# Work to do
Reproduce the material exactly, omitting nothing.

# Dataset excerpts
______
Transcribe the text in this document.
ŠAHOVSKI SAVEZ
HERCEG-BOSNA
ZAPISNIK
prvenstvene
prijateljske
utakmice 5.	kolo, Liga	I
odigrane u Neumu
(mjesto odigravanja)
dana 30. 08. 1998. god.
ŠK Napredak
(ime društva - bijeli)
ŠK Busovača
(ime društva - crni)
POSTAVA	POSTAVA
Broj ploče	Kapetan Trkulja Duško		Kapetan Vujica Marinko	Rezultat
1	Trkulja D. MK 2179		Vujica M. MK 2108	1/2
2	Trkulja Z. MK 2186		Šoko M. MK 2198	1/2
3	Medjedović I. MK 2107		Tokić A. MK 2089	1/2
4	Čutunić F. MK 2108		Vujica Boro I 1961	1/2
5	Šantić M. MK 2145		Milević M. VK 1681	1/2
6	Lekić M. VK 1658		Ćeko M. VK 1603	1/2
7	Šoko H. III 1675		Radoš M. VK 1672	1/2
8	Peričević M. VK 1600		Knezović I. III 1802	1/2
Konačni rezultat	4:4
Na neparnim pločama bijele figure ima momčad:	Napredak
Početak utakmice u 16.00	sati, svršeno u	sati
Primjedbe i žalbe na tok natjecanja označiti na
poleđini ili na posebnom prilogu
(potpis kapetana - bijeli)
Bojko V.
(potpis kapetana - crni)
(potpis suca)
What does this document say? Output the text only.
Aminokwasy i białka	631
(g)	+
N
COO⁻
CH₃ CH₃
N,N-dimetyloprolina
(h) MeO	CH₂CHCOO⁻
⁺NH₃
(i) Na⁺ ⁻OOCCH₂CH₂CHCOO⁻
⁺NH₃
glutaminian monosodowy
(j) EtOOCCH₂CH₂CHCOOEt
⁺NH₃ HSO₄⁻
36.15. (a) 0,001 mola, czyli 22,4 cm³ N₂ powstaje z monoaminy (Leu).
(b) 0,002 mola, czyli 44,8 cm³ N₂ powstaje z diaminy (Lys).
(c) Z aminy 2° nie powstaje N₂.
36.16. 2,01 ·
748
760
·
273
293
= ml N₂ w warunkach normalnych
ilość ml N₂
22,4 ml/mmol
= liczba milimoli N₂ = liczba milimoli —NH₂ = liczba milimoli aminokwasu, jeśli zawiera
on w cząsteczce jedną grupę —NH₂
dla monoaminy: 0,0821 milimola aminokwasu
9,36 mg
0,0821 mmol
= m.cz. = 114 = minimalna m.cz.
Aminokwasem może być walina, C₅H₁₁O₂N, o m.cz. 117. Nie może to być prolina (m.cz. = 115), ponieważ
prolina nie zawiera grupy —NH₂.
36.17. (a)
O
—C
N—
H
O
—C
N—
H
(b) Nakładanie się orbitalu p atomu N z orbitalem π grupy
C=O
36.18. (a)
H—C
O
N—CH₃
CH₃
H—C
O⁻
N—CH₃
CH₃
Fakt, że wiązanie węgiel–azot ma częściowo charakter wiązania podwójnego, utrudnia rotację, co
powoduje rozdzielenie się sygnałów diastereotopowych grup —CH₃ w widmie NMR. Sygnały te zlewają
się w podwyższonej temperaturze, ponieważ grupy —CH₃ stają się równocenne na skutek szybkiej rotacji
______
# Output of the task
Transcribe the text in this document.
ŠAHOVSKI SAVEZ
HERCEG-BOSNA
ZAPISNIK
prvenstvene
prijateljske
utakmice 5.	kolo, Liga	I
odigrane u Neumu
(mjesto odigravanja)
dana 30. 08. 1998. god.
ŠK Napredak
(ime društva - bijeli)
ŠK Busovača
(ime društva - crni)
POSTAVA	POSTAVA
Broj ploče	Kapetan Trkulja Duško		Kapetan Vujica Marinko	Rezultat
1	Trkulja D. MK 2179		Vujica M. MK 2108	1/2
2	Trkulja Z. MK 2186		Šoko M. MK 2198	1/2
3	Medjedović I. MK 2107		Tokić A. MK 2089	1/2
4	Čutunić F. MK 2108		Vujica Boro I 1961	1/2
5	Šantić M. MK 2145		Milević M. VK 1681	1/2
6	Lekić M. VK 1658		Ćeko M. VK 1603	1/2
7	Šoko H. III 1675		Radoš M. VK 1672	1/2
8	Peričević M. VK 1600		Knezović I. III 1802	1/2
Konačni rezultat	4:4
Na neparnim pločama bijele figure ima momčad:	Napredak
Početak utakmice u 16.00	sati, svršeno u	sati
Primjedbe i žalbe na tok natjecanja označiti na
poleđini ili na posebnom prilogu
(potpis kapetana - bijeli)
Bojko V.
(potpis kapetana - crni)
(potpis suca)
What does this document say? Output the text only.
Aminokwasy i białka	631
(g)	+
N
COO⁻
CH₃ CH₃
N,N-dimetyloprolina
(h) MeO	CH₂CHCOO⁻
⁺NH₃
(i) Na⁺ ⁻OOCCH₂CH₂CHCOO⁻
⁺NH₃
glutaminian monosodowy
(j) EtOOCCH₂CH₂CHCOOEt
⁺NH₃ HSO₄⁻
36.15. (a) 0,001 mola, czyli 22,4 cm³ N₂ powstaje z monoaminy (Leu).
(b) 0,002 mola, czyli 44,8 cm³ N₂ powstaje z diaminy (Lys).
(c) Z aminy 2° nie powstaje N₂.
36.16. 2,01 ·
748
760
·
273
293
= ml N₂ w warunkach normalnych
ilość ml N₂
22,4 ml/mmol
= liczba milimoli N₂ = liczba milimoli —NH₂ = liczba milimoli aminokwasu, jeśli zawiera
on w cząsteczce jedną grupę —NH₂
dla monoaminy: 0,0821 milimola aminokwasu
9,36 mg
0,0821 mmol
= m.cz. = 114 = minimalna m.cz.
Aminokwasem może być walina, C₅H₁₁O₂N, o m.cz. 117. Nie może to być prolina (m.cz. = 115), ponieważ
prolina nie zawiera grupy —NH₂.
36.17. (a)
O
—C
N—
H
O
—C
N—
H
(b) Nakładanie się orbitalu p atomu N z orbitalem π grupy
C=O
36.18. (a)
H—C
O
N—CH₃
CH₃
H—C
O⁻
N—CH₃
CH₃
Fakt, że wiązanie węgiel–azot ma częściowo charakter wiązania podwójnego, utrudnia rotację, co
powoduje rozdzielenie się sygnałów diastereotopowych grup —CH₃ w widmie NMR. Sygnały te zlewają
się w podwyższonej temperaturze, ponieważ grupy —CH₃ stają się równocenne na skutek szybkiej rotacji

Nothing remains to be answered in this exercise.